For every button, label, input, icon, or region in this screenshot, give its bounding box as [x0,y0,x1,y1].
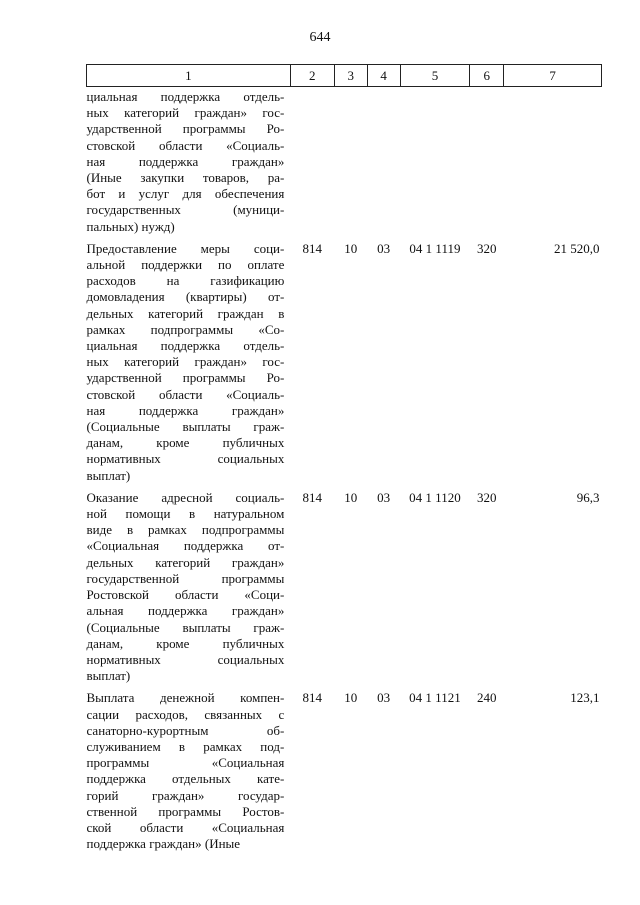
description-line: горий граждан» государ- [86,787,285,803]
description-line: стовской области «Социаль- [86,137,285,153]
table-header-row [87,65,602,87]
row-code-c5: 04 1 1120 [409,489,461,505]
description-line: поддержка граждан» (Иные [86,836,241,852]
row-code-c3: 10 [344,240,358,256]
column-header: 5 [400,65,470,87]
description-line: рамках подпрограммы «Со- [86,321,285,337]
column-header: 1 [87,65,291,87]
description-line: ударственной программы Ро- [86,121,285,137]
row-code-c5: 04 1 1119 [409,240,461,256]
row-code-c4: 03 [377,489,391,505]
row-code-c6 [470,87,504,235]
row-code-c3 [334,87,367,235]
row-description [87,684,291,852]
description-line: нормативных социальных [86,651,285,667]
row-description [87,87,291,235]
description-line: ных категорий граждан» гос- [86,105,285,121]
row-code-c5: 04 1 1121 [409,690,461,706]
description-line: циальная поддержка отдель- [86,89,285,104]
description-line: нормативных социальных [86,451,285,467]
row-code-c6: 320 [477,489,497,505]
row-code-c2: 814 [302,240,323,256]
row-code-c6: 320 [477,240,497,256]
column-header: 2 [290,65,334,87]
row-amount: 96,3 [576,489,600,505]
description-line: (Социальные выплаты граж- [86,619,285,635]
row-code-c3: 10 [344,690,358,706]
row-amount [504,87,602,235]
column-header: 4 [367,65,400,87]
description-line: данам, кроме публичных [86,435,285,451]
row-code-c4: 03 [377,240,391,256]
description-line: расходов на газификацию [86,273,285,289]
description-line: Ростовской области «Соци- [86,587,285,603]
row-code-c5 [400,87,470,235]
row-amount: 123,1 [570,690,600,706]
table-row [87,235,602,484]
budget-table [86,64,602,852]
description-line: виде в рамках подпрограммы [86,522,285,538]
description-line: служиванием в рамках под- [86,738,285,754]
column-header: 6 [470,65,504,87]
description-line: ная поддержка граждан» [86,153,285,169]
description-line: выплат) [86,467,131,483]
page-number: 644 [309,30,331,45]
description-line: государственной программы [86,570,285,586]
description-line: ственной программы Ростов- [86,803,285,819]
description-line: сации расходов, связанных с [86,706,285,722]
row-code-c4: 03 [377,690,391,706]
description-line: Выплата денежной компен- [86,690,285,706]
description-line: ской области «Социальная [86,819,285,835]
table-row [87,484,602,684]
description-line: ных категорий граждан» гос- [86,354,285,370]
column-header: 7 [504,65,602,87]
description-line: Предоставление меры соци- [86,240,285,256]
description-line: поддержка отдельных кате- [86,771,285,787]
row-code-c2: 814 [302,489,323,505]
description-line: ной помощи в натуральном [86,506,285,522]
row-description [87,484,291,684]
description-line: (Социальные выплаты граж- [86,419,285,435]
row-code-c2 [290,87,334,235]
row-code-c3: 10 [344,489,358,505]
description-line: программы «Социальная [86,755,285,771]
description-line: бот и услуг для обеспечения [86,186,285,202]
description-line: ударственной программы Ро- [86,370,285,386]
description-line: ная поддержка граждан» [86,402,285,418]
description-line: домовладения (квартиры) от- [86,289,285,305]
description-line: данам, кроме публичных [86,635,285,651]
description-line: (Иные закупки товаров, ра- [86,170,285,186]
description-line: выплат) [86,668,131,684]
description-line: альной поддержки по оплате [86,257,285,273]
row-description [87,235,291,484]
column-header: 3 [334,65,367,87]
description-line: дельных категорий граждан в [86,305,285,321]
description-line: стовской области «Социаль- [86,386,285,402]
row-code-c2: 814 [302,690,323,706]
description-line: «Социальная поддержка от- [86,538,285,554]
description-line: пальных) нужд) [86,218,175,234]
description-line: государственных (муници- [86,202,285,218]
description-line: циальная поддержка отдель- [86,338,285,354]
description-line: дельных категорий граждан» [86,554,285,570]
row-amount: 21 520,0 [554,240,600,256]
row-code-c6: 240 [477,690,497,706]
description-line: Оказание адресной социаль- [86,489,285,505]
table-row [87,684,602,852]
row-code-c4 [367,87,400,235]
table-row [87,87,602,235]
description-line: санаторно-курортным об- [86,722,285,738]
description-line: альная поддержка граждан» [86,603,285,619]
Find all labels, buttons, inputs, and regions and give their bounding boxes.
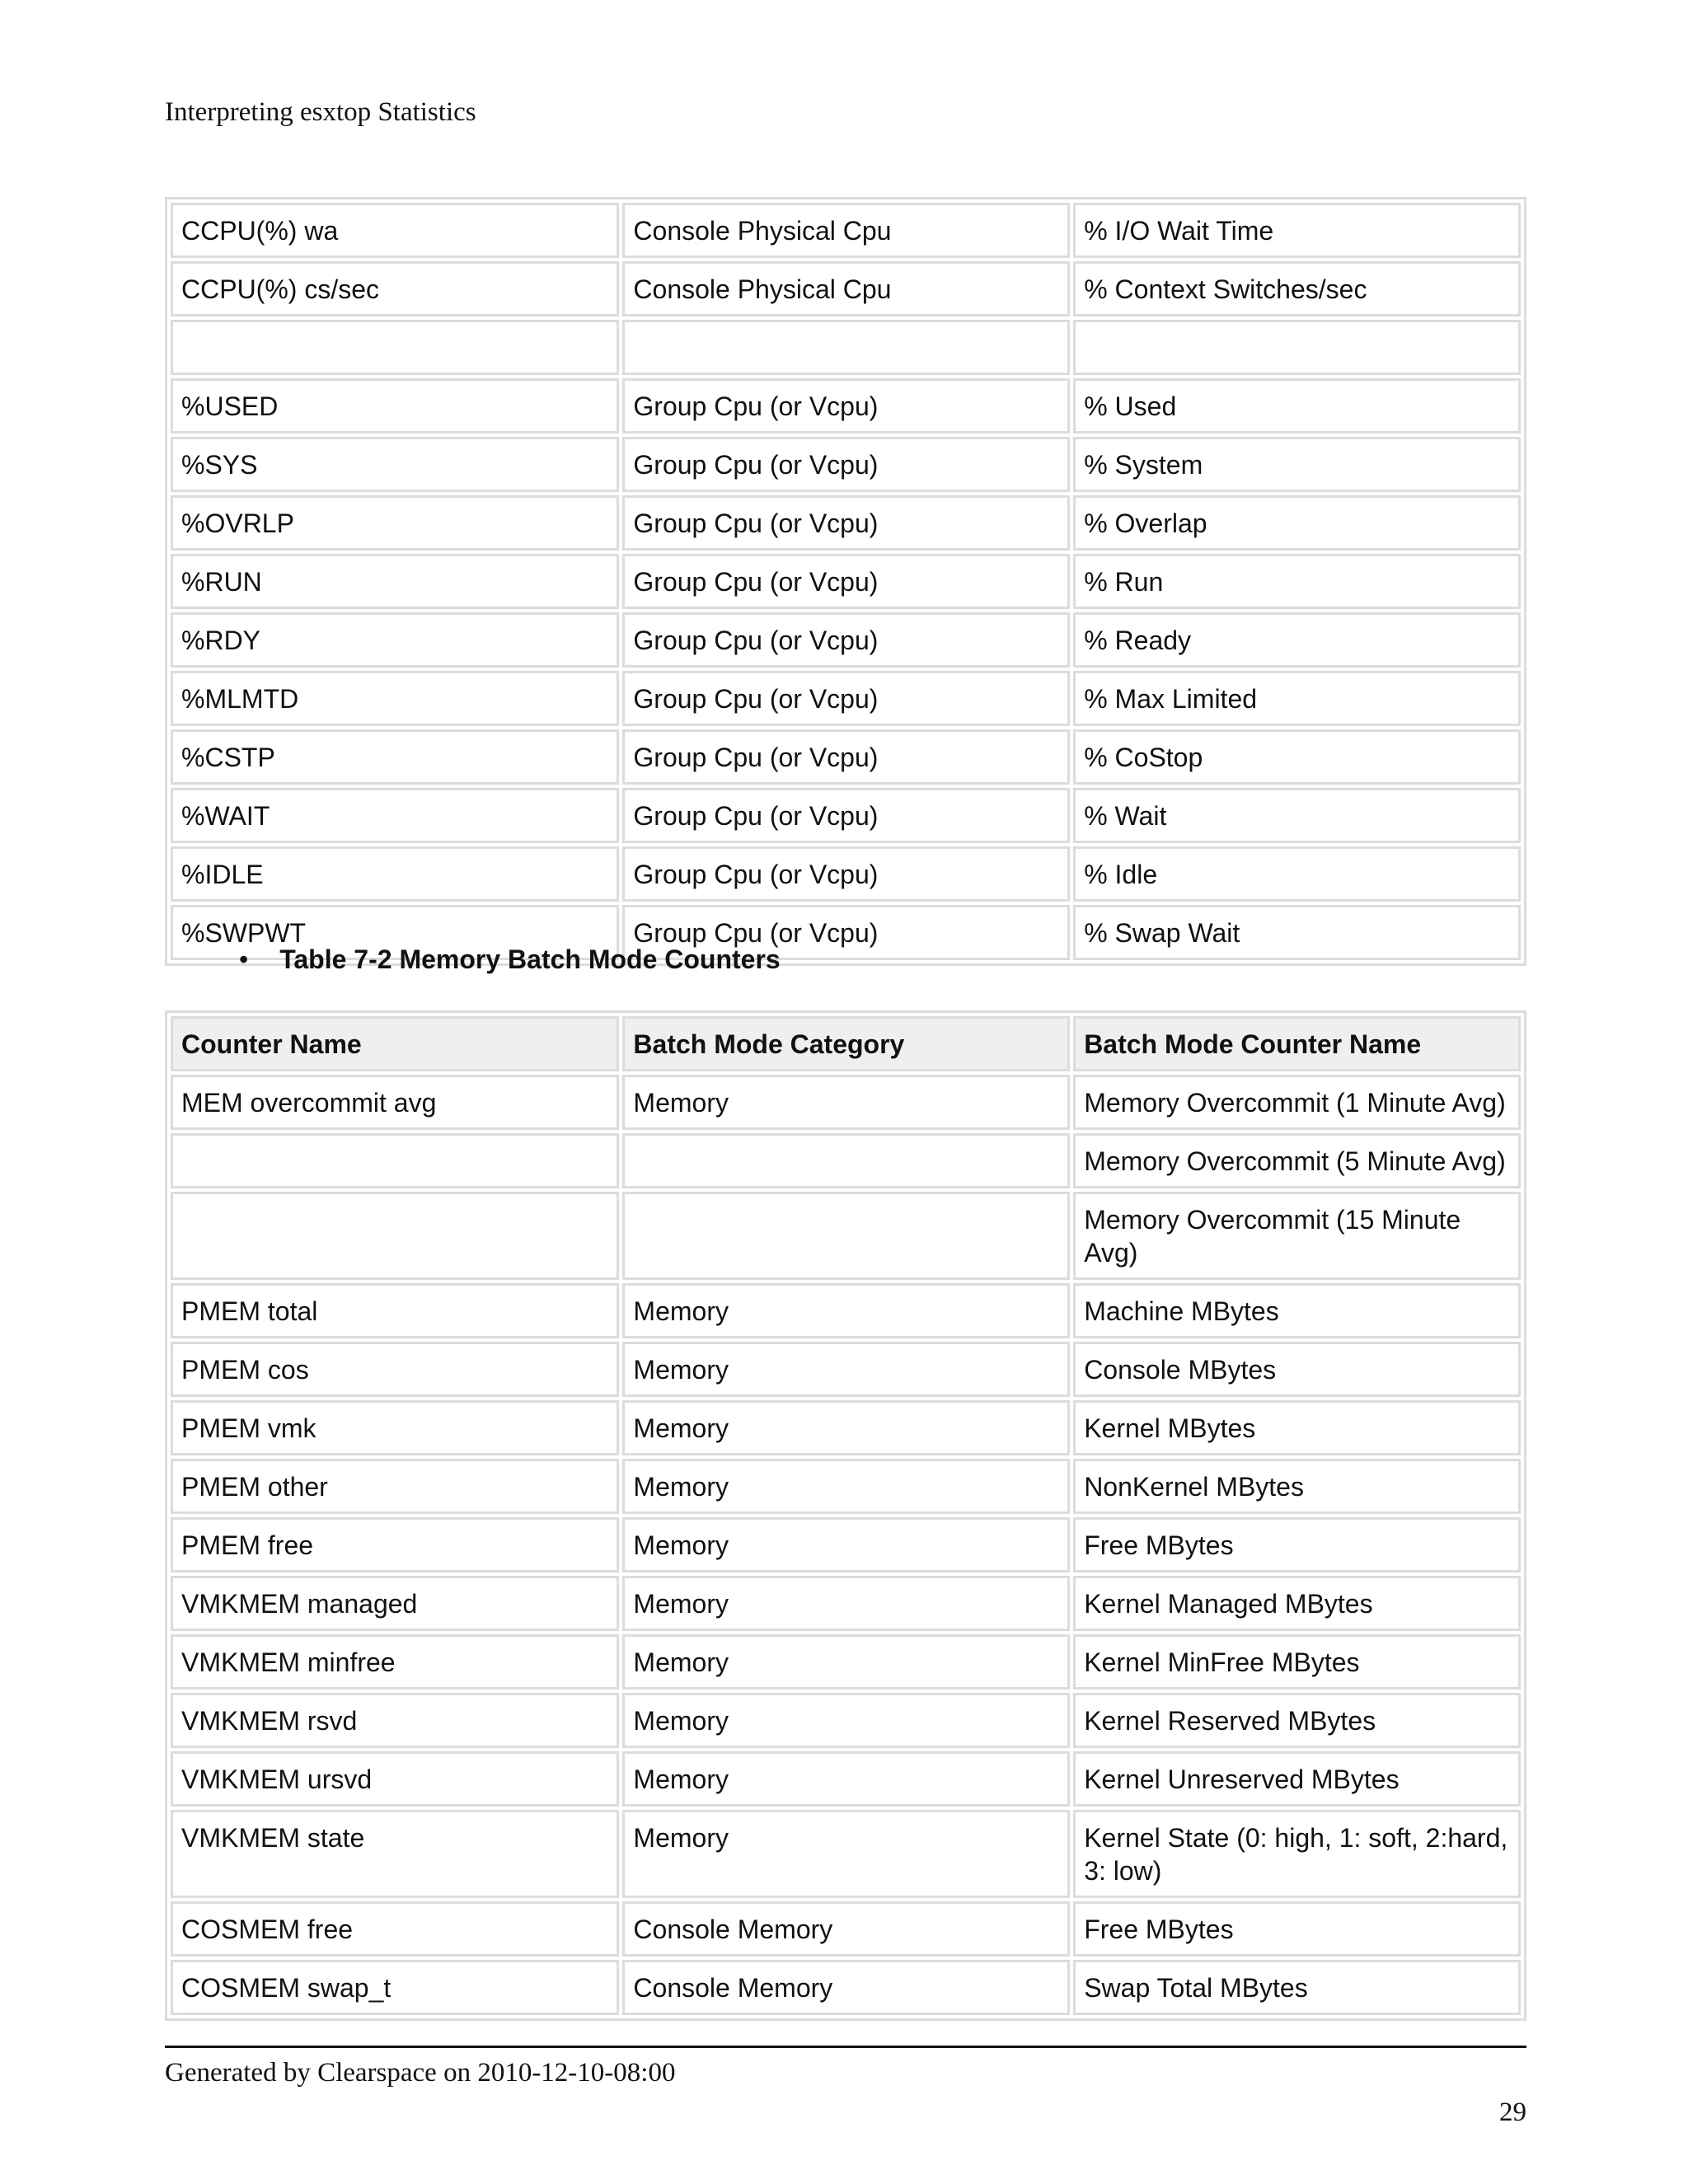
-----
Short problem: Report how many lines in the records above contain the string "table". Case counts, and give only the number.

The answer: 6